>> START Input for this task

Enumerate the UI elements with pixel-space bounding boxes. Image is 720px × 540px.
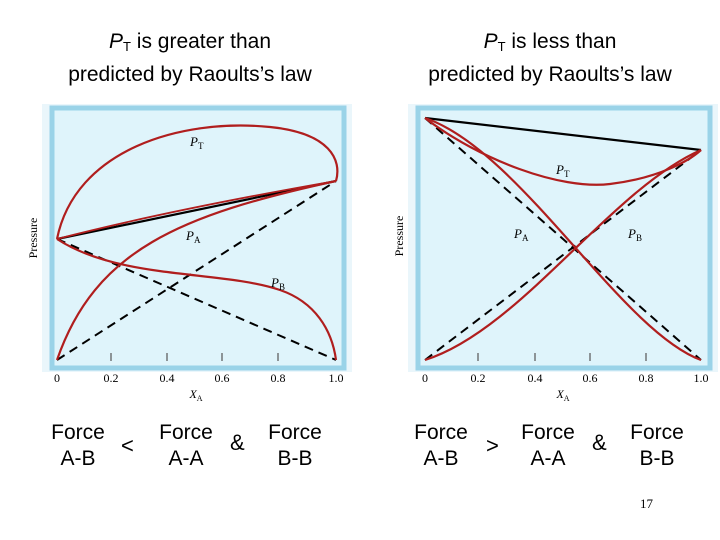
left-panel-title: PT is greater than predicted by Raoults’… (20, 28, 360, 89)
left-force-ab-line1: Force (51, 421, 105, 444)
left-x-tick-labels: 0 0.2 0.4 0.6 0.8 1.0 (54, 371, 344, 385)
right-force-aa-line1: Force (521, 421, 575, 444)
left-tick-02: 0.2 (104, 371, 119, 385)
right-force-ab-line2: A-B (423, 447, 459, 470)
left-force-ab-line2: A-B (60, 447, 96, 470)
right-ylabel: Pressure (392, 216, 406, 257)
left-force-aa: Force A-A (146, 420, 226, 472)
left-title-p: P (108, 30, 123, 53)
page-number: 17 (640, 496, 653, 511)
left-xlabel: XA (188, 387, 202, 403)
right-x-ticks (477, 353, 647, 361)
right-force-ab-line1: Force (414, 421, 468, 444)
left-force-bb-line2: B-B (277, 447, 313, 470)
right-title-sub: T (497, 39, 506, 54)
right-ideal-pb-line (424, 117, 702, 361)
left-ideal-pa-line (56, 180, 337, 361)
right-tick-10: 1.0 (694, 371, 709, 385)
right-pa-curve (424, 148, 702, 362)
left-title-suffix: is greater than (130, 30, 272, 53)
right-force-bb-line1: Force (630, 421, 684, 444)
right-force-aa-line2: A-A (530, 447, 566, 470)
right-tick-08: 0.8 (639, 371, 654, 385)
right-force-bb: Force B-B (617, 420, 697, 472)
left-title-line1: PT is greater than (20, 28, 360, 61)
right-force-bb-line2: B-B (639, 447, 675, 470)
right-comparator: > (486, 433, 499, 458)
right-plot: PT PA PB 0 0.2 0.4 0.6 0.8 1.0 XA Pressu… (392, 104, 718, 403)
left-force-bb-line1: Force (268, 421, 322, 444)
left-ylabel: Pressure (26, 218, 40, 259)
left-force-ab: Force A-B (38, 420, 118, 472)
left-tick-04: 0.4 (160, 371, 175, 385)
vapor-pressure-diagrams: PT PA PB 0 0.2 0.4 0.6 0.8 1.0 XA Pressu… (26, 104, 718, 403)
left-tick-06: 0.6 (215, 371, 230, 385)
left-x-ticks (110, 353, 279, 361)
right-title-line2: predicted by Raoults’s law (428, 63, 672, 86)
right-title-line1: PT is less than (380, 28, 720, 61)
left-force-bb: Force B-B (255, 420, 335, 472)
left-comparator: < (121, 433, 134, 458)
right-ideal-total-line (424, 116, 702, 152)
right-pb-curve (424, 116, 702, 362)
right-title-p: P (483, 30, 498, 53)
right-connector: & (592, 430, 607, 455)
left-plot: PT PA PB 0 0.2 0.4 0.6 0.8 1.0 XA Pressu… (26, 104, 352, 403)
right-panel-title: PT is less than predicted by Raoults’s l… (380, 28, 720, 89)
right-tick-06: 0.6 (583, 371, 598, 385)
right-xlabel: XA (555, 387, 569, 403)
right-plot-frame (415, 105, 713, 371)
left-force-aa-line1: Force (159, 421, 213, 444)
left-pb-upper-curve (56, 180, 337, 240)
right-ideal-pa-line (424, 149, 702, 361)
left-title-sub: T (122, 39, 131, 54)
left-pa-curve (55, 179, 337, 361)
left-title-line2: predicted by Raoults’s law (68, 63, 312, 86)
right-tick-04: 0.4 (528, 371, 543, 385)
right-force-ab: Force A-B (401, 420, 481, 472)
right-tick-0: 0 (422, 371, 428, 385)
right-force-aa: Force A-A (508, 420, 588, 472)
left-tick-10: 1.0 (329, 371, 344, 385)
left-plot-frame (49, 105, 347, 371)
left-tick-08: 0.8 (271, 371, 286, 385)
right-pt-curve (424, 117, 702, 186)
left-pb-curve (56, 238, 338, 361)
right-tick-02: 0.2 (471, 371, 486, 385)
left-force-aa-line2: A-A (168, 447, 204, 470)
left-pt-curve (55, 124, 339, 240)
right-title-suffix: is less than (505, 30, 617, 53)
right-x-tick-labels: 0 0.2 0.4 0.6 0.8 1.0 (422, 371, 709, 385)
left-connector: & (230, 430, 245, 455)
left-tick-0: 0 (54, 371, 60, 385)
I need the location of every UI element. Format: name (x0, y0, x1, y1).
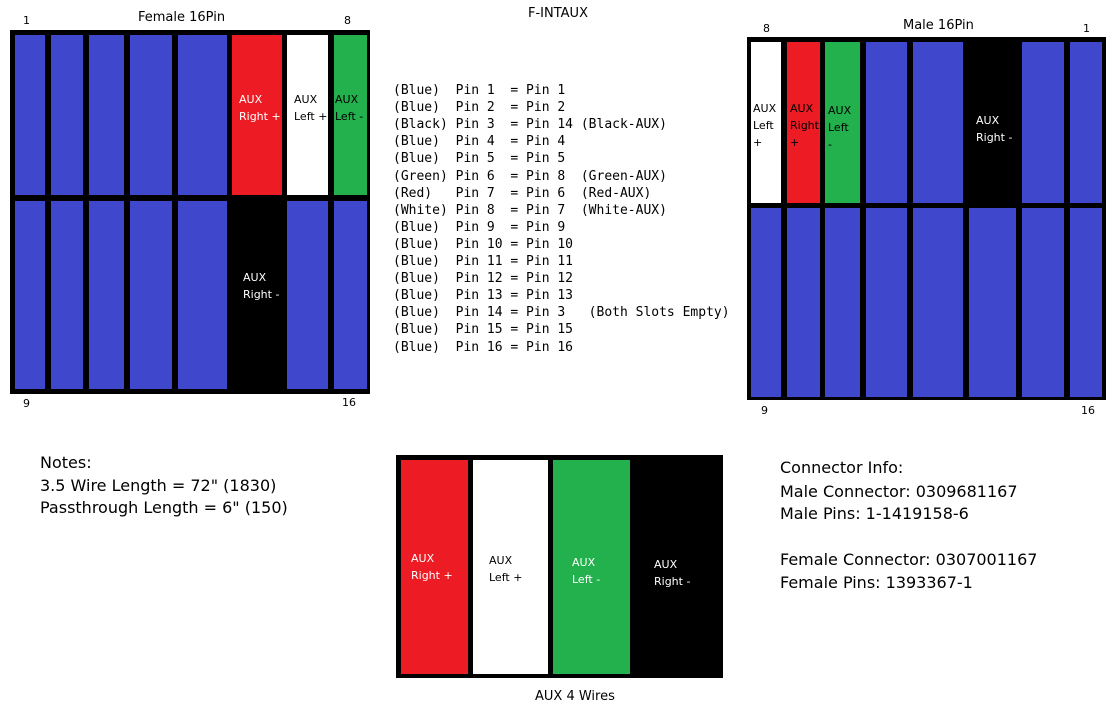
pin-slot (1070, 208, 1102, 397)
pin-slot (15, 201, 45, 389)
pin-slot (232, 35, 282, 195)
pin-slot (334, 35, 367, 195)
pin-slot (787, 42, 820, 203)
pin-slot (969, 208, 1016, 397)
pin-slot (1022, 208, 1064, 397)
pin-label: 8 (344, 14, 351, 27)
pin-map-row: (Blue) Pin 2 = Pin 2 (393, 100, 566, 116)
aux-label: AUX (335, 93, 359, 106)
pin-slot (913, 208, 963, 397)
pin-label: 8 (763, 22, 770, 35)
aux-label: AUX (489, 554, 513, 567)
aux-label: AUX (828, 104, 852, 117)
aux-label: AUX (411, 552, 435, 565)
aux-label: AUX (753, 102, 777, 115)
pin-map-row: (Blue) Pin 14 = Pin 3 (Both Slots Empty) (393, 305, 730, 321)
female-title: Female 16Pin (138, 10, 226, 25)
aux-label: AUX (572, 556, 596, 569)
note-line: Passthrough Length = 6" (150) (40, 498, 288, 517)
aux-label: AUX (654, 558, 678, 571)
pin-map-row: (White) Pin 8 = Pin 7 (White-AUX) (393, 202, 667, 218)
pin-map-row: (Blue) Pin 1 = Pin 1 (393, 83, 566, 98)
pin-slot (89, 35, 124, 195)
pin-label: 9 (23, 397, 30, 410)
pin-slot (51, 35, 83, 195)
note-line: Notes: (40, 453, 92, 472)
pin-slot (866, 208, 907, 397)
info-line: Connector Info: (780, 458, 904, 477)
note-line: 3.5 Wire Length = 72" (1830) (40, 475, 277, 495)
pin-slot (178, 201, 227, 389)
aux-label: Right + (411, 569, 453, 582)
pin-map-row: (Blue) Pin 16 = Pin 16 (393, 339, 574, 355)
aux-label: Right + (239, 110, 281, 123)
diagram-title: F-INTAUX (528, 6, 588, 21)
pin-map-row: (Blue) Pin 10 = Pin 10 (393, 236, 574, 252)
aux-label: Left (828, 121, 849, 134)
pin-slot (1022, 42, 1064, 203)
info-line: Female Connector: 0307001167 (780, 550, 1038, 569)
pin-slot (751, 42, 781, 203)
pin-map-row: (Blue) Pin 15 = Pin 15 (393, 322, 574, 338)
pin-map-row: (Blue) Pin 13 = Pin 13 (393, 288, 574, 304)
aux-label: Left - (572, 573, 601, 586)
pin-slot (287, 35, 328, 195)
pin-map-row: (Blue) Pin 4 = Pin 4 (393, 134, 566, 150)
pin-map-row: (Blue) Pin 5 = Pin 5 (393, 151, 566, 167)
aux-label: Right - (976, 131, 1013, 144)
pin-label: 16 (1081, 404, 1095, 417)
aux-label: + (790, 136, 800, 149)
pin-slot (15, 35, 45, 195)
info-line: Female Pins: 1393367-1 (780, 573, 973, 592)
pin-map-row: (Blue) Pin 12 = Pin 12 (393, 271, 574, 287)
info-line: Male Pins: 1-1419158-6 (780, 504, 969, 523)
pin-slot (130, 201, 172, 389)
aux-label: Right (790, 119, 819, 132)
pin-map-row: (Green) Pin 6 = Pin 8 (Green-AUX) (393, 168, 667, 184)
pin-slot (825, 42, 860, 203)
pin-slot (130, 35, 172, 195)
aux-label: + (753, 136, 763, 149)
pin-map-row: (Black) Pin 3 = Pin 14 (Black-AUX) (393, 117, 667, 133)
aux-label: Left (753, 119, 774, 132)
pin-slot (751, 208, 781, 397)
pin-slot (825, 208, 860, 397)
aux-label: AUX (243, 271, 267, 284)
pin-slot (334, 201, 367, 389)
aux-label: AUX (790, 102, 814, 115)
aux-label: - (828, 138, 832, 151)
aux-label: Left + (489, 571, 523, 584)
pin-map-row: (Blue) Pin 11 = Pin 11 (393, 254, 574, 269)
pin-label: 1 (1083, 22, 1090, 35)
pin-map-row: (Red) Pin 7 = Pin 6 (Red-AUX) (393, 185, 652, 201)
aux-label: AUX (294, 93, 318, 106)
pin-slot (913, 42, 963, 203)
pin-label: 16 (342, 396, 356, 409)
pin-slot (1070, 42, 1102, 203)
pin-slot (51, 201, 83, 389)
aux-label: Left + (294, 110, 328, 123)
pin-slot (287, 201, 328, 389)
pin-label: 9 (761, 404, 768, 417)
pin-slot (89, 201, 124, 389)
aux-wires-caption: AUX 4 Wires (535, 689, 615, 704)
male-title: Male 16Pin (903, 18, 974, 33)
aux-label: AUX (976, 114, 1000, 127)
pin-slot (473, 460, 548, 674)
pin-slot (866, 42, 907, 203)
pin-slot (401, 460, 468, 674)
aux-label: AUX (239, 93, 263, 106)
pin-slot (787, 208, 820, 397)
pin-slot (553, 460, 630, 674)
pin-label: 1 (23, 14, 30, 27)
pin-map-row: (Blue) Pin 9 = Pin 9 (393, 219, 566, 235)
aux-label: Right - (243, 288, 280, 301)
pin-slot (178, 35, 227, 195)
aux-label: Left - (335, 110, 364, 123)
info-line: Male Connector: 0309681167 (780, 482, 1018, 501)
aux-label: Right - (654, 575, 691, 588)
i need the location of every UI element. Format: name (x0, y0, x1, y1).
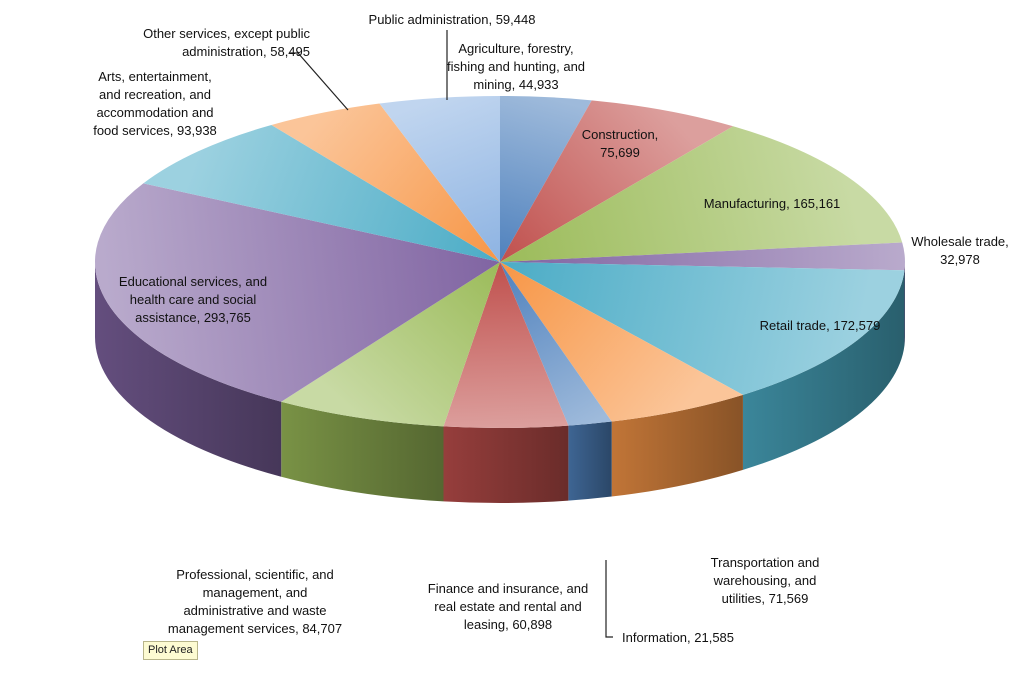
slice-side-8 (281, 401, 444, 502)
leader-line-other-services (290, 52, 349, 111)
slice-label-arts: Arts, entertainment, and recreation, and… (93, 69, 217, 138)
slice-top-9 (94, 183, 500, 402)
slice-label-agriculture: Agriculture, forestry, fishing and hunti… (446, 41, 586, 92)
slice-top-2 (500, 126, 903, 262)
slice-top-8 (281, 262, 500, 427)
slice-label-manufacturing: Manufacturing, 165,161 (703, 196, 841, 211)
slice-top-12 (379, 96, 500, 262)
slice-top-1 (500, 100, 734, 262)
slice-label-retail-trade: Retail trade, 172,579 (759, 318, 881, 333)
slice-side-4 (742, 270, 905, 470)
slice-top-7 (443, 262, 569, 428)
slice-side-5 (611, 394, 743, 497)
slice-side-7 (443, 425, 569, 503)
slice-side-9 (95, 262, 282, 477)
slice-side-3 (904, 262, 905, 346)
slice-top-11 (271, 103, 500, 262)
plot-area-tooltip: Plot Area (143, 641, 198, 660)
slice-label-transportation: Transportation and warehousing, and util… (710, 555, 820, 606)
slice-top-4 (500, 262, 905, 395)
slice-label-wholesale-trade: Wholesale trade, 32,978 (911, 234, 1009, 267)
leader-line-information (605, 560, 613, 638)
slice-label-information: Information, 21,585 (622, 630, 735, 645)
pie-side-walls (95, 262, 905, 503)
slice-side-6 (568, 421, 612, 501)
slice-label-other-services: Other services, except public administra… (143, 26, 310, 59)
slice-label-public-administration: Public administration, 59,448 (368, 12, 536, 27)
slice-label-finance: Finance and insurance, and real estate a… (427, 581, 589, 632)
slice-top-3 (500, 242, 905, 271)
slice-label-construction: Construction, 75,699 (581, 127, 659, 160)
slice-top-10 (143, 124, 500, 262)
slice-label-educational: Educational services, and health care an… (118, 274, 268, 325)
pie-top-faces (94, 96, 905, 428)
slice-top-6 (500, 262, 612, 426)
slice-top-0 (500, 96, 592, 262)
slice-label-professional: Professional, scientific, and management… (167, 567, 343, 636)
slice-top-5 (500, 262, 743, 422)
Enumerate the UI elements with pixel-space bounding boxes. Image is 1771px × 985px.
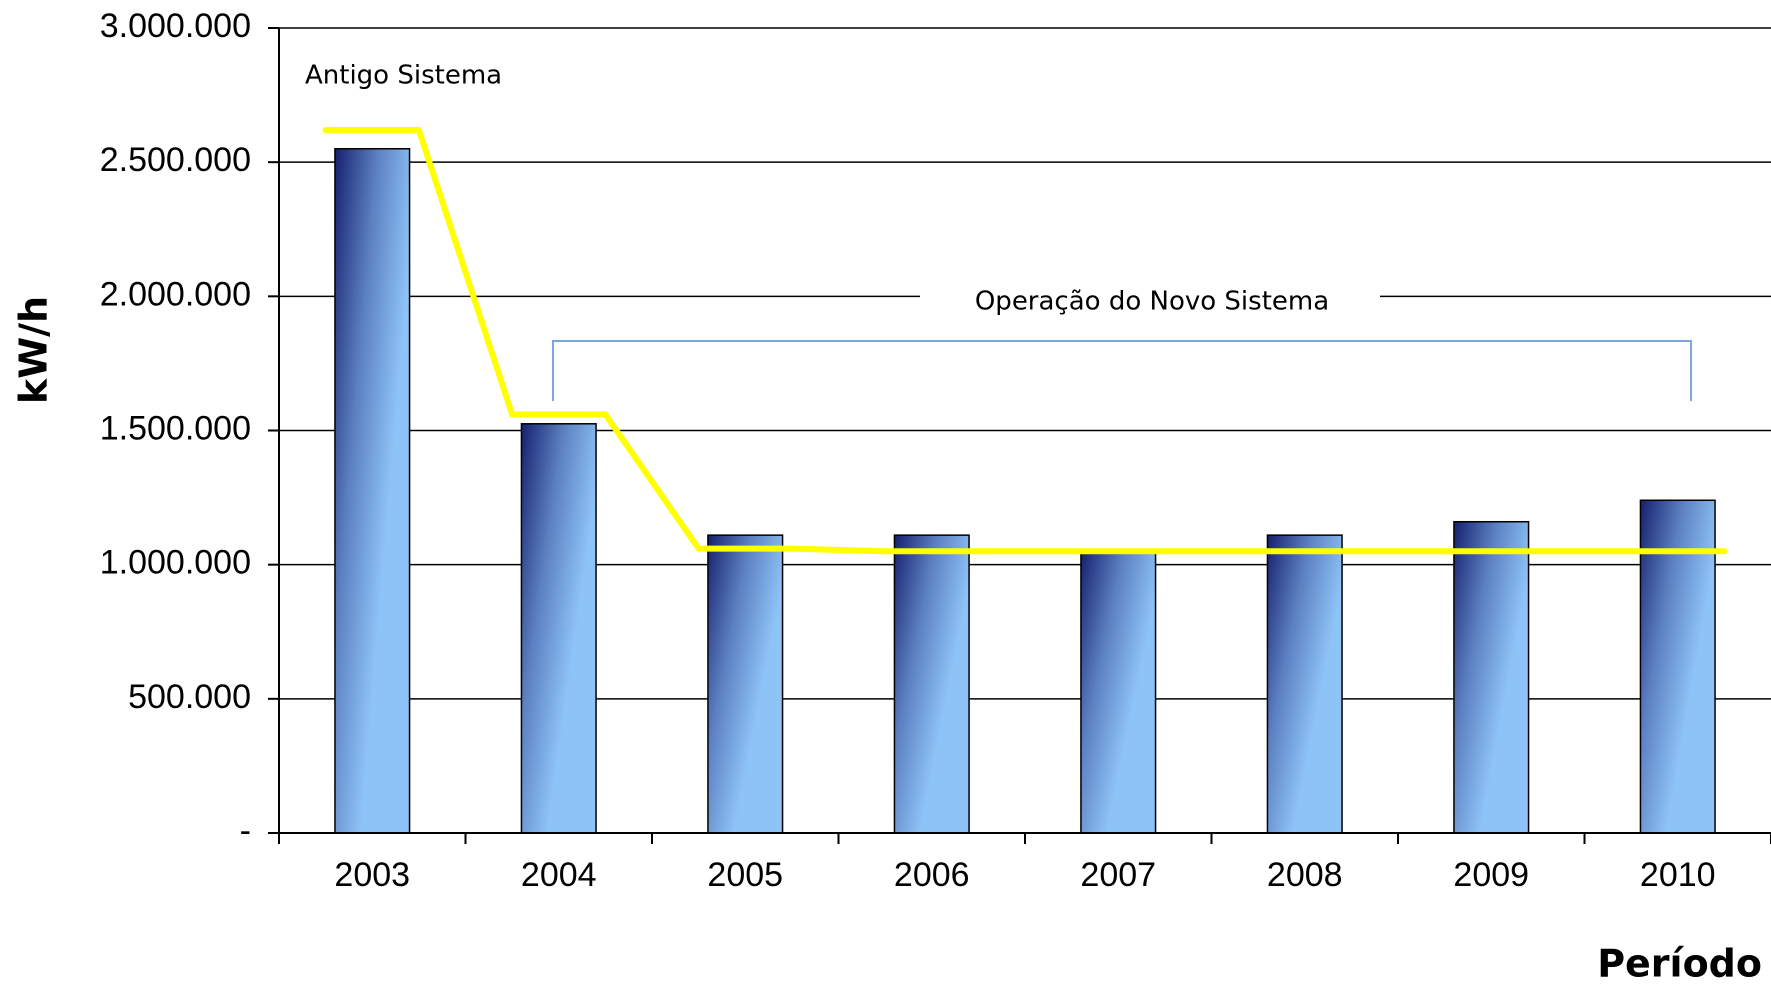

>> END Input for this task

> _Written instruction_:
Rewrite the stretch of the listing from the line containing "pin-slot (1070, 208, 1102, 397)" through the line containing "aux-label: AUX (411, 552, 435, 565)" with every "pin-slot" changed to "pin-socket" and nothing else altered.

> _Solution below_:
pin-socket (1070, 208, 1102, 397)
pin-socket (15, 201, 45, 389)
pin-socket (232, 35, 282, 195)
pin-socket (334, 35, 367, 195)
pin-socket (787, 42, 820, 203)
pin-socket (969, 208, 1016, 397)
pin-socket (1022, 208, 1064, 397)
pin-label: 8 (344, 14, 351, 27)
pin-map-row: (Blue) Pin 2 = Pin 2 (393, 100, 566, 116)
aux-label: AUX (335, 93, 359, 106)
pin-socket (913, 208, 963, 397)
pin-label: 8 (763, 22, 770, 35)
aux-label: AUX (489, 554, 513, 567)
aux-label: AUX (828, 104, 852, 117)
aux-label: AUX (411, 552, 435, 565)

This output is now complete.